--- BEGIN LISTED ENTRIES ---

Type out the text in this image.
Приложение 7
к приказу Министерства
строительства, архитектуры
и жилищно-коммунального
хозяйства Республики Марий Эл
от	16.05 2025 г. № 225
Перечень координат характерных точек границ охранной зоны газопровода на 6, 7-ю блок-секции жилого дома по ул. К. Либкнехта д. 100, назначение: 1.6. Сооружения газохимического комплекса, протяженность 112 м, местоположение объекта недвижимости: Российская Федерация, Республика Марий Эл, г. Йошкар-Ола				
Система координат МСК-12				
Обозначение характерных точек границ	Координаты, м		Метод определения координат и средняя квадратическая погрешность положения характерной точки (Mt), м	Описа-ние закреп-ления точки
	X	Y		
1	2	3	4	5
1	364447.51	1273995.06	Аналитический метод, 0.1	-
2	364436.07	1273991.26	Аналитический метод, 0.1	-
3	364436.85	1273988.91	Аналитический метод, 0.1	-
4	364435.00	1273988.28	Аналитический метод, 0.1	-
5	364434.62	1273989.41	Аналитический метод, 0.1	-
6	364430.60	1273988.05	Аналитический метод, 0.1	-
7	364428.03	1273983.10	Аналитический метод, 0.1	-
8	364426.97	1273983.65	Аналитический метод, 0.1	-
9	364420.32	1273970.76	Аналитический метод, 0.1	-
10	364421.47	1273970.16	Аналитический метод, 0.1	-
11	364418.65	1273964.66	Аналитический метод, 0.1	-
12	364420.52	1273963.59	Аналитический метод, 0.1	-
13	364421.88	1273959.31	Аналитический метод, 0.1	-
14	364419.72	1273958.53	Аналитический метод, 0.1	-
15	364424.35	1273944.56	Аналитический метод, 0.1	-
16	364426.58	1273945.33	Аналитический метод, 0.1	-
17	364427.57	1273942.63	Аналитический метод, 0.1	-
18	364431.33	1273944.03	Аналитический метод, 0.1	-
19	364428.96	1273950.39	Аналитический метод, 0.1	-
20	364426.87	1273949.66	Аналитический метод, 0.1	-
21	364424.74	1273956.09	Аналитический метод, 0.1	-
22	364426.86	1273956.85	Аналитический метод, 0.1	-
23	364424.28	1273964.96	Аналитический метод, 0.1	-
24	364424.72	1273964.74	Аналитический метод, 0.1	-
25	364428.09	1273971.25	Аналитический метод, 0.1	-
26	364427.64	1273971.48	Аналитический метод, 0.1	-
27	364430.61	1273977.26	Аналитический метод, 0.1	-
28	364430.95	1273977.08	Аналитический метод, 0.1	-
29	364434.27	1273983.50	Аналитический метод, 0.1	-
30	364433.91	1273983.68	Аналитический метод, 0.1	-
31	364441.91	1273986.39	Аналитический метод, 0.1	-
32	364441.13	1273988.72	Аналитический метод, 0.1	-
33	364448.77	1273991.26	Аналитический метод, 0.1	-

--- END LISTED ENTRIES ---

## YOUR TASK
Write out every entry exactly as given.

## OUTPUT BELOW
Type out the text in this image.
Приложение 7
к приказу Министерства
строительства, архитектуры
и жилищно-коммунального
хозяйства Республики Марий Эл
от	16.05 2025 г. № 225
Перечень координат характерных точек границ охранной зоны газопровода на 6, 7-ю блок-секции жилого дома по ул. К. Либкнехта д. 100, назначение: 1.6. Сооружения газохимического комплекса, протяженность 112 м, местоположение объекта недвижимости: Российская Федерация, Республика Марий Эл, г. Йошкар-Ола				
Система координат МСК-12				
Обозначение характерных точек границ	Координаты, м		Метод определения координат и средняя квадратическая погрешность положения характерной точки (Mt), м	Описа-ние закреп-ления точки
	X	Y		
1	2	3	4	5
1	364447.51	1273995.06	Аналитический метод, 0.1	-
2	364436.07	1273991.26	Аналитический метод, 0.1	-
3	364436.85	1273988.91	Аналитический метод, 0.1	-
4	364435.00	1273988.28	Аналитический метод, 0.1	-
5	364434.62	1273989.41	Аналитический метод, 0.1	-
6	364430.60	1273988.05	Аналитический метод, 0.1	-
7	364428.03	1273983.10	Аналитический метод, 0.1	-
8	364426.97	1273983.65	Аналитический метод, 0.1	-
9	364420.32	1273970.76	Аналитический метод, 0.1	-
10	364421.47	1273970.16	Аналитический метод, 0.1	-
11	364418.65	1273964.66	Аналитический метод, 0.1	-
12	364420.52	1273963.59	Аналитический метод, 0.1	-
13	364421.88	1273959.31	Аналитический метод, 0.1	-
14	364419.72	1273958.53	Аналитический метод, 0.1	-
15	364424.35	1273944.56	Аналитический метод, 0.1	-
16	364426.58	1273945.33	Аналитический метод, 0.1	-
17	364427.57	1273942.63	Аналитический метод, 0.1	-
18	364431.33	1273944.03	Аналитический метод, 0.1	-
19	364428.96	1273950.39	Аналитический метод, 0.1	-
20	364426.87	1273949.66	Аналитический метод, 0.1	-
21	364424.74	1273956.09	Аналитический метод, 0.1	-
22	364426.86	1273956.85	Аналитический метод, 0.1	-
23	364424.28	1273964.96	Аналитический метод, 0.1	-
24	364424.72	1273964.74	Аналитический метод, 0.1	-
25	364428.09	1273971.25	Аналитический метод, 0.1	-
26	364427.64	1273971.48	Аналитический метод, 0.1	-
27	364430.61	1273977.26	Аналитический метод, 0.1	-
28	364430.95	1273977.08	Аналитический метод, 0.1	-
29	364434.27	1273983.50	Аналитический метод, 0.1	-
30	364433.91	1273983.68	Аналитический метод, 0.1	-
31	364441.91	1273986.39	Аналитический метод, 0.1	-
32	364441.13	1273988.72	Аналитический метод, 0.1	-
33	364448.77	1273991.26	Аналитический метод, 0.1	-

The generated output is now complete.